**Stated exercise**
Do not carry the pictures over; copy every other part of the entries exactly.

**Records provided**
▬▬▬▬▬▬▬▬▬▬
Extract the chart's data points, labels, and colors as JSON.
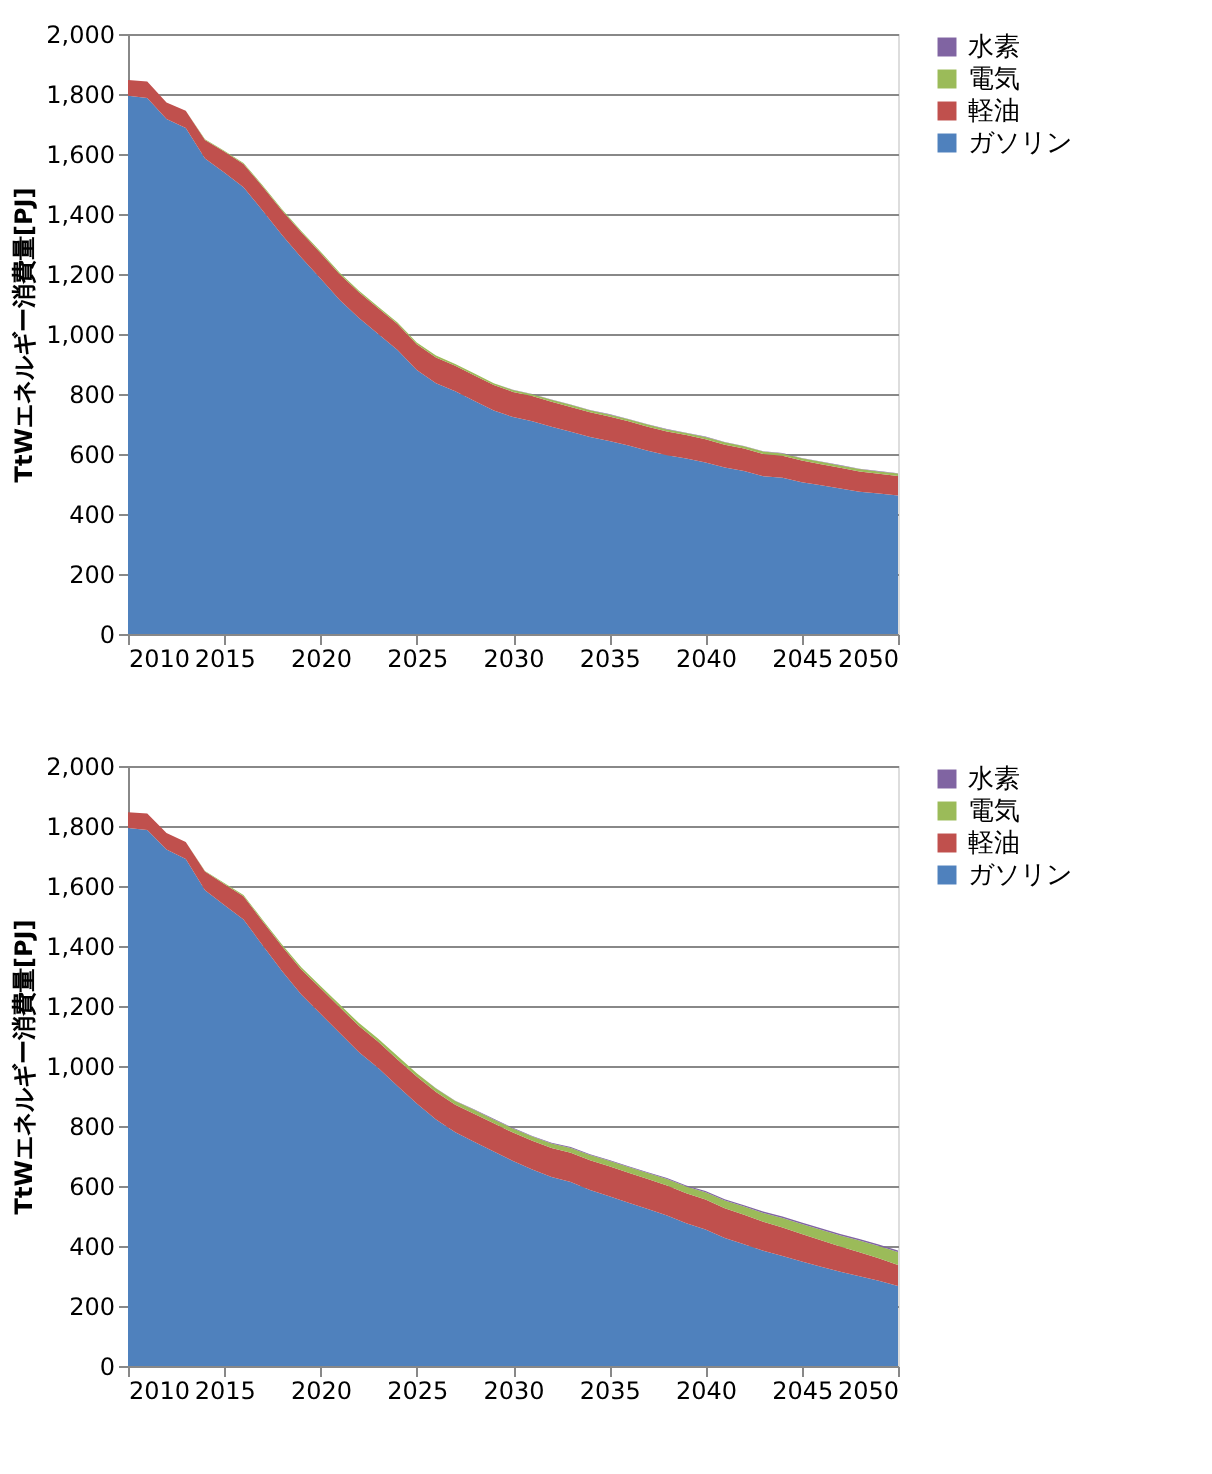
{
  "chart_data": [
    {
      "type": "area",
      "stacked": true,
      "ylabel": "TtWエネルギー消費量[PJ]",
      "legend": "right",
      "grid": "y",
      "xlim": [
        2010,
        2050
      ],
      "xticks": [
        2010,
        2015,
        2020,
        2025,
        2030,
        2035,
        2040,
        2045,
        2050
      ],
      "ylim": [
        0,
        2000
      ],
      "yticks": [
        {
          "value": 0,
          "label": "0"
        },
        {
          "value": 200,
          "label": "200"
        },
        {
          "value": 400,
          "label": "400"
        },
        {
          "value": 600,
          "label": "600"
        },
        {
          "value": 800,
          "label": "800"
        },
        {
          "value": 1000,
          "label": "1,000"
        },
        {
          "value": 1200,
          "label": "1,200"
        },
        {
          "value": 1400,
          "label": "1,400"
        },
        {
          "value": 1600,
          "label": "1,600"
        },
        {
          "value": 1800,
          "label": "1,800"
        },
        {
          "value": 2000,
          "label": "2,000"
        }
      ],
      "x": [
        2010,
        2011,
        2012,
        2013,
        2014,
        2015,
        2016,
        2017,
        2018,
        2019,
        2020,
        2021,
        2022,
        2023,
        2024,
        2025,
        2026,
        2027,
        2028,
        2029,
        2030,
        2031,
        2032,
        2033,
        2034,
        2035,
        2036,
        2037,
        2038,
        2039,
        2040,
        2041,
        2042,
        2043,
        2044,
        2045,
        2046,
        2047,
        2048,
        2049,
        2050
      ],
      "series": [
        {
          "name": "ガソリン",
          "color": "#4f81bd",
          "values": [
            1794,
            1787,
            1717,
            1687,
            1585,
            1538,
            1489,
            1411,
            1330,
            1255,
            1185,
            1113,
            1053,
            1000,
            947,
            880,
            836,
            809,
            777,
            745,
            723,
            709,
            691,
            674,
            657,
            643,
            628,
            611,
            596,
            585,
            572,
            555,
            543,
            526,
            521,
            506,
            496,
            485,
            474,
            468,
            462
          ]
        },
        {
          "name": "軽油",
          "color": "#c0504d",
          "values": [
            53,
            55,
            55,
            57,
            62,
            70,
            78,
            80,
            82,
            84,
            85,
            86,
            86,
            86,
            86,
            86,
            86,
            85,
            85,
            85,
            84,
            84,
            83,
            83,
            82,
            82,
            81,
            80,
            79,
            78,
            77,
            76,
            75,
            74,
            73,
            72,
            70,
            69,
            68,
            66,
            65
          ]
        },
        {
          "name": "電気",
          "color": "#9bbb59",
          "values": [
            0,
            0,
            0,
            0,
            2,
            3,
            3,
            4,
            4,
            4,
            5,
            5,
            5,
            5,
            5,
            6,
            6,
            6,
            6,
            6,
            6,
            6,
            7,
            7,
            7,
            7,
            7,
            7,
            7,
            7,
            8,
            8,
            8,
            8,
            8,
            8,
            8,
            8,
            8,
            8,
            8
          ]
        },
        {
          "name": "水素",
          "color": "#8064a2",
          "values": [
            0,
            0,
            0,
            0,
            0,
            0,
            0,
            0,
            0,
            0,
            0,
            0,
            0,
            0,
            0,
            0,
            0,
            0,
            0,
            0,
            1,
            1,
            1,
            1,
            1,
            1,
            1,
            1,
            1,
            1,
            1,
            1,
            1,
            1,
            1,
            1,
            1,
            1,
            1,
            1,
            1
          ]
        }
      ]
    },
    {
      "type": "area",
      "stacked": true,
      "ylabel": "TtWエネルギー消費量[PJ]",
      "legend": "right",
      "grid": "y",
      "xlim": [
        2010,
        2050
      ],
      "xticks": [
        2010,
        2015,
        2020,
        2025,
        2030,
        2035,
        2040,
        2045,
        2050
      ],
      "ylim": [
        0,
        2000
      ],
      "yticks": [
        {
          "value": 0,
          "label": "0"
        },
        {
          "value": 200,
          "label": "200"
        },
        {
          "value": 400,
          "label": "400"
        },
        {
          "value": 600,
          "label": "600"
        },
        {
          "value": 800,
          "label": "800"
        },
        {
          "value": 1000,
          "label": "1,000"
        },
        {
          "value": 1200,
          "label": "1,200"
        },
        {
          "value": 1400,
          "label": "1,400"
        },
        {
          "value": 1600,
          "label": "1,600"
        },
        {
          "value": 1800,
          "label": "1,800"
        },
        {
          "value": 2000,
          "label": "2,000"
        }
      ],
      "x": [
        2010,
        2011,
        2012,
        2013,
        2014,
        2015,
        2016,
        2017,
        2018,
        2019,
        2020,
        2021,
        2022,
        2023,
        2024,
        2025,
        2026,
        2027,
        2028,
        2029,
        2030,
        2031,
        2032,
        2033,
        2034,
        2035,
        2036,
        2037,
        2038,
        2039,
        2040,
        2041,
        2042,
        2043,
        2044,
        2045,
        2046,
        2047,
        2048,
        2049,
        2050
      ],
      "series": [
        {
          "name": "ガソリン",
          "color": "#4f81bd",
          "values": [
            1793,
            1787,
            1722,
            1690,
            1586,
            1537,
            1488,
            1402,
            1317,
            1238,
            1174,
            1110,
            1046,
            993,
            933,
            875,
            822,
            779,
            747,
            715,
            683,
            655,
            630,
            613,
            587,
            566,
            544,
            523,
            502,
            476,
            455,
            427,
            406,
            384,
            367,
            348,
            331,
            314,
            299,
            284,
            267
          ]
        },
        {
          "name": "軽油",
          "color": "#c0504d",
          "values": [
            53,
            55,
            55,
            57,
            62,
            70,
            78,
            80,
            82,
            84,
            85,
            86,
            87,
            88,
            89,
            90,
            91,
            92,
            93,
            94,
            95,
            96,
            97,
            98,
            99,
            100,
            100,
            100,
            100,
            100,
            100,
            99,
            98,
            97,
            95,
            92,
            88,
            84,
            80,
            75,
            70
          ]
        },
        {
          "name": "電気",
          "color": "#9bbb59",
          "values": [
            0,
            0,
            0,
            0,
            2,
            3,
            4,
            5,
            6,
            7,
            8,
            9,
            10,
            10,
            11,
            11,
            12,
            12,
            13,
            13,
            14,
            14,
            15,
            16,
            17,
            18,
            19,
            20,
            21,
            22,
            24,
            26,
            28,
            29,
            31,
            33,
            35,
            37,
            39,
            41,
            43
          ]
        },
        {
          "name": "水素",
          "color": "#8064a2",
          "values": [
            0,
            0,
            0,
            0,
            0,
            0,
            0,
            0,
            0,
            0,
            0,
            0,
            0,
            0,
            0,
            0,
            1,
            1,
            2,
            2,
            2,
            2,
            2,
            3,
            3,
            3,
            3,
            3,
            4,
            4,
            4,
            4,
            4,
            5,
            5,
            5,
            5,
            5,
            5,
            5,
            5
          ]
        }
      ]
    }
  ]
}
▬▬▬▬▬▬▬▬▬▬
**Result for this exercise**
Extract the chart's data points, labels, and colors as JSON.
{
  "chart_data": [
    {
      "type": "area",
      "stacked": true,
      "ylabel": "TtWエネルギー消費量[PJ]",
      "legend": "right",
      "grid": "y",
      "xlim": [
        2010,
        2050
      ],
      "xticks": [
        2010,
        2015,
        2020,
        2025,
        2030,
        2035,
        2040,
        2045,
        2050
      ],
      "ylim": [
        0,
        2000
      ],
      "yticks": [
        {
          "value": 0,
          "label": "0"
        },
        {
          "value": 200,
          "label": "200"
        },
        {
          "value": 400,
          "label": "400"
        },
        {
          "value": 600,
          "label": "600"
        },
        {
          "value": 800,
          "label": "800"
        },
        {
          "value": 1000,
          "label": "1,000"
        },
        {
          "value": 1200,
          "label": "1,200"
        },
        {
          "value": 1400,
          "label": "1,400"
        },
        {
          "value": 1600,
          "label": "1,600"
        },
        {
          "value": 1800,
          "label": "1,800"
        },
        {
          "value": 2000,
          "label": "2,000"
        }
      ],
      "x": [
        2010,
        2011,
        2012,
        2013,
        2014,
        2015,
        2016,
        2017,
        2018,
        2019,
        2020,
        2021,
        2022,
        2023,
        2024,
        2025,
        2026,
        2027,
        2028,
        2029,
        2030,
        2031,
        2032,
        2033,
        2034,
        2035,
        2036,
        2037,
        2038,
        2039,
        2040,
        2041,
        2042,
        2043,
        2044,
        2045,
        2046,
        2047,
        2048,
        2049,
        2050
      ],
      "series": [
        {
          "name": "ガソリン",
          "color": "#4f81bd",
          "values": [
            1794,
            1787,
            1717,
            1687,
            1585,
            1538,
            1489,
            1411,
            1330,
            1255,
            1185,
            1113,
            1053,
            1000,
            947,
            880,
            836,
            809,
            777,
            745,
            723,
            709,
            691,
            674,
            657,
            643,
            628,
            611,
            596,
            585,
            572,
            555,
            543,
            526,
            521,
            506,
            496,
            485,
            474,
            468,
            462
          ]
        },
        {
          "name": "軽油",
          "color": "#c0504d",
          "values": [
            53,
            55,
            55,
            57,
            62,
            70,
            78,
            80,
            82,
            84,
            85,
            86,
            86,
            86,
            86,
            86,
            86,
            85,
            85,
            85,
            84,
            84,
            83,
            83,
            82,
            82,
            81,
            80,
            79,
            78,
            77,
            76,
            75,
            74,
            73,
            72,
            70,
            69,
            68,
            66,
            65
          ]
        },
        {
          "name": "電気",
          "color": "#9bbb59",
          "values": [
            0,
            0,
            0,
            0,
            2,
            3,
            3,
            4,
            4,
            4,
            5,
            5,
            5,
            5,
            5,
            6,
            6,
            6,
            6,
            6,
            6,
            6,
            7,
            7,
            7,
            7,
            7,
            7,
            7,
            7,
            8,
            8,
            8,
            8,
            8,
            8,
            8,
            8,
            8,
            8,
            8
          ]
        },
        {
          "name": "水素",
          "color": "#8064a2",
          "values": [
            0,
            0,
            0,
            0,
            0,
            0,
            0,
            0,
            0,
            0,
            0,
            0,
            0,
            0,
            0,
            0,
            0,
            0,
            0,
            0,
            1,
            1,
            1,
            1,
            1,
            1,
            1,
            1,
            1,
            1,
            1,
            1,
            1,
            1,
            1,
            1,
            1,
            1,
            1,
            1,
            1
          ]
        }
      ]
    },
    {
      "type": "area",
      "stacked": true,
      "ylabel": "TtWエネルギー消費量[PJ]",
      "legend": "right",
      "grid": "y",
      "xlim": [
        2010,
        2050
      ],
      "xticks": [
        2010,
        2015,
        2020,
        2025,
        2030,
        2035,
        2040,
        2045,
        2050
      ],
      "ylim": [
        0,
        2000
      ],
      "yticks": [
        {
          "value": 0,
          "label": "0"
        },
        {
          "value": 200,
          "label": "200"
        },
        {
          "value": 400,
          "label": "400"
        },
        {
          "value": 600,
          "label": "600"
        },
        {
          "value": 800,
          "label": "800"
        },
        {
          "value": 1000,
          "label": "1,000"
        },
        {
          "value": 1200,
          "label": "1,200"
        },
        {
          "value": 1400,
          "label": "1,400"
        },
        {
          "value": 1600,
          "label": "1,600"
        },
        {
          "value": 1800,
          "label": "1,800"
        },
        {
          "value": 2000,
          "label": "2,000"
        }
      ],
      "x": [
        2010,
        2011,
        2012,
        2013,
        2014,
        2015,
        2016,
        2017,
        2018,
        2019,
        2020,
        2021,
        2022,
        2023,
        2024,
        2025,
        2026,
        2027,
        2028,
        2029,
        2030,
        2031,
        2032,
        2033,
        2034,
        2035,
        2036,
        2037,
        2038,
        2039,
        2040,
        2041,
        2042,
        2043,
        2044,
        2045,
        2046,
        2047,
        2048,
        2049,
        2050
      ],
      "series": [
        {
          "name": "ガソリン",
          "color": "#4f81bd",
          "values": [
            1793,
            1787,
            1722,
            1690,
            1586,
            1537,
            1488,
            1402,
            1317,
            1238,
            1174,
            1110,
            1046,
            993,
            933,
            875,
            822,
            779,
            747,
            715,
            683,
            655,
            630,
            613,
            587,
            566,
            544,
            523,
            502,
            476,
            455,
            427,
            406,
            384,
            367,
            348,
            331,
            314,
            299,
            284,
            267
          ]
        },
        {
          "name": "軽油",
          "color": "#c0504d",
          "values": [
            53,
            55,
            55,
            57,
            62,
            70,
            78,
            80,
            82,
            84,
            85,
            86,
            87,
            88,
            89,
            90,
            91,
            92,
            93,
            94,
            95,
            96,
            97,
            98,
            99,
            100,
            100,
            100,
            100,
            100,
            100,
            99,
            98,
            97,
            95,
            92,
            88,
            84,
            80,
            75,
            70
          ]
        },
        {
          "name": "電気",
          "color": "#9bbb59",
          "values": [
            0,
            0,
            0,
            0,
            2,
            3,
            4,
            5,
            6,
            7,
            8,
            9,
            10,
            10,
            11,
            11,
            12,
            12,
            13,
            13,
            14,
            14,
            15,
            16,
            17,
            18,
            19,
            20,
            21,
            22,
            24,
            26,
            28,
            29,
            31,
            33,
            35,
            37,
            39,
            41,
            43
          ]
        },
        {
          "name": "水素",
          "color": "#8064a2",
          "values": [
            0,
            0,
            0,
            0,
            0,
            0,
            0,
            0,
            0,
            0,
            0,
            0,
            0,
            0,
            0,
            0,
            1,
            1,
            2,
            2,
            2,
            2,
            2,
            3,
            3,
            3,
            3,
            3,
            4,
            4,
            4,
            4,
            4,
            5,
            5,
            5,
            5,
            5,
            5,
            5,
            5
          ]
        }
      ]
    }
  ]
}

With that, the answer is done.